[SCHRIFTLICHE AUFGABE A]
Welches Recht der Kinder stand laut dem Text zum Weltkindertag im Mittelpunkt des diesjährigen Weltkindertages?

Barbara Perras
"Der Weltkindertag als gemeinsame Aktion aller evangelischen Kindertageseinrichtungen in Deutschland" war das Ziel der Bundesvereinigung Evangelischer Tageseinrichtungen für Kinder e.V. (BETA). Mit einer Aktionsmappe riefen Verantwortliche - u.a. Frau Ilse Wehrmann als Vorsitzende - in ihrem Grußwort auf, am 20. Sept. 2002, "zeitgleich die Glocken zu läuten und in Andachten oder Gottesdiensten an die Kinder in aller Welt zu denken".
Im Mittelpunkt des diesjährigen Weltkindertages stand das Recht der Kinder auf Bildung. "Kinder machen in den frühen Lebensjahren die größten Schritte in ihrer Entwicklung. Ihr Entwicklungsdrang, ihre kindliche Neugier und Entdeckungsfreude werden im Laufe ihres Lebens nie wieder so ausgeprägt sein, wie in dieser Lebensphase. ... Die Verantwortung der Gesellschaft für die Bildung der Kinder ist seit der Veröffentlichung der Ergebnisse der PISA-Studie in den Mittelpunkt der Diskussion getreten. ... Selbständigkeit, Verantwortungsbewusstsein, Eigeninitiative und Kooperationsfähigkeit haben in der heutigen Wissensgesellschaft eine hohe Bedeutung für den beruflichen Erfolg und für die Bewältigung der Anforderungen des Lebens. Mit der Erziehung und Bildung in Kindertageseinrichtungen werden dafür wichtige Voraussetzungen geschaffen. Es geht keinesfalls nur um die Vereinbarkeit von Familie und Beruf. Kindertageseinrichtungen sind ein unverzichtbares Element der ersten Bildungsstufe" (Ilse Wehrmann, Bremen im März 2002).

[BEREITGESTELLTE DATEN]
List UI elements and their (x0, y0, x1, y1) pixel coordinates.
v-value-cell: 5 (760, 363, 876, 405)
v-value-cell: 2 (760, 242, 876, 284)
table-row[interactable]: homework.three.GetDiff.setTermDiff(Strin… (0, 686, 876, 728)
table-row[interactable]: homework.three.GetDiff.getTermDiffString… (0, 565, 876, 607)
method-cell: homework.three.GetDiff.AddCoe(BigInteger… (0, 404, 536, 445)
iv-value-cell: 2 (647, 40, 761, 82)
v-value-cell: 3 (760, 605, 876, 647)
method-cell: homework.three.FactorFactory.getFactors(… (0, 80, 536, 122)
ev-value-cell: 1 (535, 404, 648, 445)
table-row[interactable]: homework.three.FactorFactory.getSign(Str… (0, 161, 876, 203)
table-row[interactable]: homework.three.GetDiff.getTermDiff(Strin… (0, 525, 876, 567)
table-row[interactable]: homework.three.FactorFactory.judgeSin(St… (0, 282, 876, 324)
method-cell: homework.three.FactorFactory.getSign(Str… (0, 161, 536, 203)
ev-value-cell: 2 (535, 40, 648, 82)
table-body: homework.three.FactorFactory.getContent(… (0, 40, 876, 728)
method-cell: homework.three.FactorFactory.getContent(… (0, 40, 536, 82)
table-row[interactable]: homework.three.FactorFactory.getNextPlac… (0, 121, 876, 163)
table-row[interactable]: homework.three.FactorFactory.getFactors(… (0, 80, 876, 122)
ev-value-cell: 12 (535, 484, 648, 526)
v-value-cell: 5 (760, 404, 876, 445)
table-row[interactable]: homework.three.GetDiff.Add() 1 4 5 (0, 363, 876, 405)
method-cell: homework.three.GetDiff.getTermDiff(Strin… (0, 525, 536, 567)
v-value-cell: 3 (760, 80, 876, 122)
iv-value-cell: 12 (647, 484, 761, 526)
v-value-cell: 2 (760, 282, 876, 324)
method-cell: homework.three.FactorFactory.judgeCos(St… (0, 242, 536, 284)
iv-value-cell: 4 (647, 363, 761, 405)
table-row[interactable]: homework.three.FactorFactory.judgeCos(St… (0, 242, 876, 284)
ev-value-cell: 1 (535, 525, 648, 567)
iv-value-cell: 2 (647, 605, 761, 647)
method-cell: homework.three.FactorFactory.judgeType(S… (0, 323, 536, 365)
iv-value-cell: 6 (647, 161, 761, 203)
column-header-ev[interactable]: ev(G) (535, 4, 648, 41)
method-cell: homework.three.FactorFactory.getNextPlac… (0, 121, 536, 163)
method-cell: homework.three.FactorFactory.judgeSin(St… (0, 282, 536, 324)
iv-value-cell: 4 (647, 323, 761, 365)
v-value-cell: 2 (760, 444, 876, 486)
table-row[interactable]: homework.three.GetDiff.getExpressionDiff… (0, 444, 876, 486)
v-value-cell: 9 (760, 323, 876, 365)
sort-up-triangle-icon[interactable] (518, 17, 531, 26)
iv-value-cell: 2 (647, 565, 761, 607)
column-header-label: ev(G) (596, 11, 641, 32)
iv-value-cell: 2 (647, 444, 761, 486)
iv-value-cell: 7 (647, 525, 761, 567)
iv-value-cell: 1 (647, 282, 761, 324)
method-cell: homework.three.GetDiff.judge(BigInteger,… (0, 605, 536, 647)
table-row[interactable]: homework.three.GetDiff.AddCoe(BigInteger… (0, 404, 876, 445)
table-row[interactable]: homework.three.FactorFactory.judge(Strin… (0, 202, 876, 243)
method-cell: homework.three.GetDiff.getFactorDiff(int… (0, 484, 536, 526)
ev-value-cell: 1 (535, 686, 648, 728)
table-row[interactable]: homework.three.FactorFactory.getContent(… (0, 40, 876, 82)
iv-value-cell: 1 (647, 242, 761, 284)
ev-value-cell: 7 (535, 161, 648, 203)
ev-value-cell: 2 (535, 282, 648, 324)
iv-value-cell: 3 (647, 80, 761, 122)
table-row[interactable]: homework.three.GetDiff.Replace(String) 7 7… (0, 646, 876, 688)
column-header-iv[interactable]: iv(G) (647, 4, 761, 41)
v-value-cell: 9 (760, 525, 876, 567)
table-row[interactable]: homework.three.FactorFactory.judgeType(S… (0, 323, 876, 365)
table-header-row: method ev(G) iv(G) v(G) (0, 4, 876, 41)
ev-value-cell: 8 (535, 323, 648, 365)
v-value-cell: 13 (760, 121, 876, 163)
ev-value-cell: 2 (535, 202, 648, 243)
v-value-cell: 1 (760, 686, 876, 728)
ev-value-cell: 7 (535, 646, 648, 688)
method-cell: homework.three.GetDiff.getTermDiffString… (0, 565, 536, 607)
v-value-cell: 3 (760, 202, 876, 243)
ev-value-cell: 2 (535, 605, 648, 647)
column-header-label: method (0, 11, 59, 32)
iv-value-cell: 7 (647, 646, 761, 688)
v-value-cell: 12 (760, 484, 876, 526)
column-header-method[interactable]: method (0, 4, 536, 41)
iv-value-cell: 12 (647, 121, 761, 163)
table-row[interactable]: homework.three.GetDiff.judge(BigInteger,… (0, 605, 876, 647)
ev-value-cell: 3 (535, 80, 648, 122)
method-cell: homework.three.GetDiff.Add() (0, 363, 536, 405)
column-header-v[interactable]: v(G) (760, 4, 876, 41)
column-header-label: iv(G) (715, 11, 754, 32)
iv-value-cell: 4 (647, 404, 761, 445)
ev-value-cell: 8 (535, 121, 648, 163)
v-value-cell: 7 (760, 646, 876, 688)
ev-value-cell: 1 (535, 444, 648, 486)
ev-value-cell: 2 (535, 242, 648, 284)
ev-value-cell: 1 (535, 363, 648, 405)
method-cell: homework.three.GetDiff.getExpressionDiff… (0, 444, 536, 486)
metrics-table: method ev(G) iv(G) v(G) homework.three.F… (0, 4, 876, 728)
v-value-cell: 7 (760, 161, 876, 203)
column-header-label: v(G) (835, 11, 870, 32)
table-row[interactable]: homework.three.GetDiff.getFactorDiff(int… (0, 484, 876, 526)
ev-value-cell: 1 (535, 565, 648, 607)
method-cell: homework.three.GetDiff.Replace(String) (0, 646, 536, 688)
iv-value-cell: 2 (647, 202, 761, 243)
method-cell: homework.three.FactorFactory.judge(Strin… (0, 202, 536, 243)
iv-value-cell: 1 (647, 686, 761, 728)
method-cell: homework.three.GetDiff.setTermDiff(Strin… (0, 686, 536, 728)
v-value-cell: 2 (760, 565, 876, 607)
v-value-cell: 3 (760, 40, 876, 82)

[SCHRIFTLICHE AUFGABE B]
Gib die Zeilen der Datensätze vom Anfang bis einschließlich der Zeile mit „(0, 161, 876, 203)“ als Markdown-Tabelle mit den Spalten „Nr.“ und „Zeile“ aus, ohne Leerzeilen.

[ANTWORT ZUR AUFGABE A]
Das Recht der Kinder auf Bildung.

[ANTWORT ZUR AUFGABE B]
| Nr. | Zeile |
|---|---|
| 1 | List UI elements and their (x0, y0, x1, y1) pixel coordinates. |
| 2 | v-value-cell: 5 (760, 363, 876, 405) |
| 3 | v-value-cell: 2 (760, 242, 876, 284) |
| 4 | table-row[interactable]: homework.three.GetDiff.setTermDiff(Strin… (0, 686, 876, 728) |
| 5 | table-row[interactable]: homework.three.GetDiff.getTermDiffString… (0, 565, 876, 607) |
| 6 | method-cell: homework.three.GetDiff.AddCoe(BigInteger… (0, 404, 536, 445) |
| 7 | iv-value-cell: 2 (647, 40, 761, 82) |
| 8 | v-value-cell: 3 (760, 605, 876, 647) |
| 9 | method-cell: homework.three.FactorFactory.getFactors(… (0, 80, 536, 122) |
| 10 | ev-value-cell: 1 (535, 404, 648, 445) |
| 11 | table-row[interactable]: homework.three.FactorFactory.getSign(Str… (0, 161, 876, 203) |